**AIM OF THE EXERCISE:**
Write out every entry again exactly as it stands.

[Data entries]
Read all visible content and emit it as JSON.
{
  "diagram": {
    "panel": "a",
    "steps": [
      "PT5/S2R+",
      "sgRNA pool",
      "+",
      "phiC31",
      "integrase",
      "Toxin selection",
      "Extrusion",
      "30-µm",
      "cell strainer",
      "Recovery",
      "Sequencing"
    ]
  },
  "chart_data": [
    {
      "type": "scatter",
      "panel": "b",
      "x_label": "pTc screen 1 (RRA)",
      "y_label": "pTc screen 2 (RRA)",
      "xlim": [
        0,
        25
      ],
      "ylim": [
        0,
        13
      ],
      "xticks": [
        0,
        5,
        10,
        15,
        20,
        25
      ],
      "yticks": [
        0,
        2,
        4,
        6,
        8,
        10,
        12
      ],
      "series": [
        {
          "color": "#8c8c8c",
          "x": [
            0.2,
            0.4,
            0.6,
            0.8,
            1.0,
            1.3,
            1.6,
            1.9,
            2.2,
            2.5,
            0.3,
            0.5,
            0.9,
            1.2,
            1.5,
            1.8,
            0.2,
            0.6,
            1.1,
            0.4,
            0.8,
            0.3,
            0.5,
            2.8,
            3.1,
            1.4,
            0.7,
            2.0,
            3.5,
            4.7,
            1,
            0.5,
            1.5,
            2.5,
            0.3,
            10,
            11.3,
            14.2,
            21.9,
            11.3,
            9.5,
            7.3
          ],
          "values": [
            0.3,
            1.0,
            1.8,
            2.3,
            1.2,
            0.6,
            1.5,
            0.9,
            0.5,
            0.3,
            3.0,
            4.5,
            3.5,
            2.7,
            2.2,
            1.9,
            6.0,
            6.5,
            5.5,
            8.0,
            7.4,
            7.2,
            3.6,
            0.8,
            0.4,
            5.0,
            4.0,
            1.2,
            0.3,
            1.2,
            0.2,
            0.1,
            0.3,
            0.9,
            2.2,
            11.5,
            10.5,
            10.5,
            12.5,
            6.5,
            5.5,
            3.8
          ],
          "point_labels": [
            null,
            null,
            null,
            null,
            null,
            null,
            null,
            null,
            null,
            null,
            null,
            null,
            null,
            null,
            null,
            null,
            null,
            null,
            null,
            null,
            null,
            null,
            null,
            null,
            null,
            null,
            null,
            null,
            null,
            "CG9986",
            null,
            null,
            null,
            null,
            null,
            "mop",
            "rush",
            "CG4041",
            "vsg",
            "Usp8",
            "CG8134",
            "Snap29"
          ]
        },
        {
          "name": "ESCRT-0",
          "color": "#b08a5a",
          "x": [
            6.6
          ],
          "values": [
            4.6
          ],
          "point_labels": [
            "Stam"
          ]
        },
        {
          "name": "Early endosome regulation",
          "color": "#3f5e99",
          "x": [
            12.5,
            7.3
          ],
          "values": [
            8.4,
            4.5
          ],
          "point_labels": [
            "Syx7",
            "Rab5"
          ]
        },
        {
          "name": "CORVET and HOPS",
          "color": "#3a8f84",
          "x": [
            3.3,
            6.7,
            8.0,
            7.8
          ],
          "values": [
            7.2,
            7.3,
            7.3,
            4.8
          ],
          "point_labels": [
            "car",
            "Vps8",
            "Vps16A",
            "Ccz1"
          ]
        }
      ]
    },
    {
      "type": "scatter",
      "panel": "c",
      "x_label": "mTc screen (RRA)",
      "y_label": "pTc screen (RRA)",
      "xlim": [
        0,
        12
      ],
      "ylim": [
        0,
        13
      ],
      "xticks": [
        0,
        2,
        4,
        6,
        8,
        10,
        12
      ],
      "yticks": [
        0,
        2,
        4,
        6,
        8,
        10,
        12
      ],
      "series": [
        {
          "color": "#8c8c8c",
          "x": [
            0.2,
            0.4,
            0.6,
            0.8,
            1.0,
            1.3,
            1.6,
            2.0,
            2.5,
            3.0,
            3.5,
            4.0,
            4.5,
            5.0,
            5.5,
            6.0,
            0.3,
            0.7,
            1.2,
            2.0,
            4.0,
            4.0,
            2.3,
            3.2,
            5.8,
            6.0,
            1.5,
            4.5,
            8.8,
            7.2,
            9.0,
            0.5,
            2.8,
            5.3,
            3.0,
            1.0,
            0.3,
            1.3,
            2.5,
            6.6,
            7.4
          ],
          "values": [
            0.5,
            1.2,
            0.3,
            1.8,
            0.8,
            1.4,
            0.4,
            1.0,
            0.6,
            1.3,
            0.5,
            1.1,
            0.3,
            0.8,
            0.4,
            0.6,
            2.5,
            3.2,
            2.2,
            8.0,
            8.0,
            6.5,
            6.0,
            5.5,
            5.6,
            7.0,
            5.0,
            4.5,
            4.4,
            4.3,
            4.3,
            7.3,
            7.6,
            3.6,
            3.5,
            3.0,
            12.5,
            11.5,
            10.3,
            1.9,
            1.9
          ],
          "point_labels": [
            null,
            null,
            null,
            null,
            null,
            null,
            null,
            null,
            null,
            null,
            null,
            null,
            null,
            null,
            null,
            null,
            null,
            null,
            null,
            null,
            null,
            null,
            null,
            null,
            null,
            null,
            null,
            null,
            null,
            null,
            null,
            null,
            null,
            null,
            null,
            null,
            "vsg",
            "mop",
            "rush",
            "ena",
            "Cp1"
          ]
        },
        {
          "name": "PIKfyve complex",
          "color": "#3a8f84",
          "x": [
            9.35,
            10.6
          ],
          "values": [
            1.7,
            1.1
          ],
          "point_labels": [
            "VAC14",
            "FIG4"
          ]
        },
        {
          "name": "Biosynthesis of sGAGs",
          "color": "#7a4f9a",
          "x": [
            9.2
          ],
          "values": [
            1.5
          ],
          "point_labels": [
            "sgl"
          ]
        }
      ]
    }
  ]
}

**RESPONSE FOR THIS EXERCISE:**
Read all visible content and emit it as JSON.
{
  "diagram": {
    "panel": "a",
    "steps": [
      "PT5/S2R+",
      "sgRNA pool",
      "+",
      "phiC31",
      "integrase",
      "Toxin selection",
      "Extrusion",
      "30-µm",
      "cell strainer",
      "Recovery",
      "Sequencing"
    ]
  },
  "chart_data": [
    {
      "type": "scatter",
      "panel": "b",
      "x_label": "pTc screen 1 (RRA)",
      "y_label": "pTc screen 2 (RRA)",
      "xlim": [
        0,
        25
      ],
      "ylim": [
        0,
        13
      ],
      "xticks": [
        0,
        5,
        10,
        15,
        20,
        25
      ],
      "yticks": [
        0,
        2,
        4,
        6,
        8,
        10,
        12
      ],
      "series": [
        {
          "color": "#8c8c8c",
          "x": [
            0.2,
            0.4,
            0.6,
            0.8,
            1.0,
            1.3,
            1.6,
            1.9,
            2.2,
            2.5,
            0.3,
            0.5,
            0.9,
            1.2,
            1.5,
            1.8,
            0.2,
            0.6,
            1.1,
            0.4,
            0.8,
            0.3,
            0.5,
            2.8,
            3.1,
            1.4,
            0.7,
            2.0,
            3.5,
            4.7,
            1,
            0.5,
            1.5,
            2.5,
            0.3,
            10,
            11.3,
            14.2,
            21.9,
            11.3,
            9.5,
            7.3
          ],
          "values": [
            0.3,
            1.0,
            1.8,
            2.3,
            1.2,
            0.6,
            1.5,
            0.9,
            0.5,
            0.3,
            3.0,
            4.5,
            3.5,
            2.7,
            2.2,
            1.9,
            6.0,
            6.5,
            5.5,
            8.0,
            7.4,
            7.2,
            3.6,
            0.8,
            0.4,
            5.0,
            4.0,
            1.2,
            0.3,
            1.2,
            0.2,
            0.1,
            0.3,
            0.9,
            2.2,
            11.5,
            10.5,
            10.5,
            12.5,
            6.5,
            5.5,
            3.8
          ],
          "point_labels": [
            null,
            null,
            null,
            null,
            null,
            null,
            null,
            null,
            null,
            null,
            null,
            null,
            null,
            null,
            null,
            null,
            null,
            null,
            null,
            null,
            null,
            null,
            null,
            null,
            null,
            null,
            null,
            null,
            null,
            "CG9986",
            null,
            null,
            null,
            null,
            null,
            "mop",
            "rush",
            "CG4041",
            "vsg",
            "Usp8",
            "CG8134",
            "Snap29"
          ]
        },
        {
          "name": "ESCRT-0",
          "color": "#b08a5a",
          "x": [
            6.6
          ],
          "values": [
            4.6
          ],
          "point_labels": [
            "Stam"
          ]
        },
        {
          "name": "Early endosome regulation",
          "color": "#3f5e99",
          "x": [
            12.5,
            7.3
          ],
          "values": [
            8.4,
            4.5
          ],
          "point_labels": [
            "Syx7",
            "Rab5"
          ]
        },
        {
          "name": "CORVET and HOPS",
          "color": "#3a8f84",
          "x": [
            3.3,
            6.7,
            8.0,
            7.8
          ],
          "values": [
            7.2,
            7.3,
            7.3,
            4.8
          ],
          "point_labels": [
            "car",
            "Vps8",
            "Vps16A",
            "Ccz1"
          ]
        }
      ]
    },
    {
      "type": "scatter",
      "panel": "c",
      "x_label": "mTc screen (RRA)",
      "y_label": "pTc screen (RRA)",
      "xlim": [
        0,
        12
      ],
      "ylim": [
        0,
        13
      ],
      "xticks": [
        0,
        2,
        4,
        6,
        8,
        10,
        12
      ],
      "yticks": [
        0,
        2,
        4,
        6,
        8,
        10,
        12
      ],
      "series": [
        {
          "color": "#8c8c8c",
          "x": [
            0.2,
            0.4,
            0.6,
            0.8,
            1.0,
            1.3,
            1.6,
            2.0,
            2.5,
            3.0,
            3.5,
            4.0,
            4.5,
            5.0,
            5.5,
            6.0,
            0.3,
            0.7,
            1.2,
            2.0,
            4.0,
            4.0,
            2.3,
            3.2,
            5.8,
            6.0,
            1.5,
            4.5,
            8.8,
            7.2,
            9.0,
            0.5,
            2.8,
            5.3,
            3.0,
            1.0,
            0.3,
            1.3,
            2.5,
            6.6,
            7.4
          ],
          "values": [
            0.5,
            1.2,
            0.3,
            1.8,
            0.8,
            1.4,
            0.4,
            1.0,
            0.6,
            1.3,
            0.5,
            1.1,
            0.3,
            0.8,
            0.4,
            0.6,
            2.5,
            3.2,
            2.2,
            8.0,
            8.0,
            6.5,
            6.0,
            5.5,
            5.6,
            7.0,
            5.0,
            4.5,
            4.4,
            4.3,
            4.3,
            7.3,
            7.6,
            3.6,
            3.5,
            3.0,
            12.5,
            11.5,
            10.3,
            1.9,
            1.9
          ],
          "point_labels": [
            null,
            null,
            null,
            null,
            null,
            null,
            null,
            null,
            null,
            null,
            null,
            null,
            null,
            null,
            null,
            null,
            null,
            null,
            null,
            null,
            null,
            null,
            null,
            null,
            null,
            null,
            null,
            null,
            null,
            null,
            null,
            null,
            null,
            null,
            null,
            null,
            "vsg",
            "mop",
            "rush",
            "ena",
            "Cp1"
          ]
        },
        {
          "name": "PIKfyve complex",
          "color": "#3a8f84",
          "x": [
            9.35,
            10.6
          ],
          "values": [
            1.7,
            1.1
          ],
          "point_labels": [
            "VAC14",
            "FIG4"
          ]
        },
        {
          "name": "Biosynthesis of sGAGs",
          "color": "#7a4f9a",
          "x": [
            9.2
          ],
          "values": [
            1.5
          ],
          "point_labels": [
            "sgl"
          ]
        }
      ]
    }
  ]
}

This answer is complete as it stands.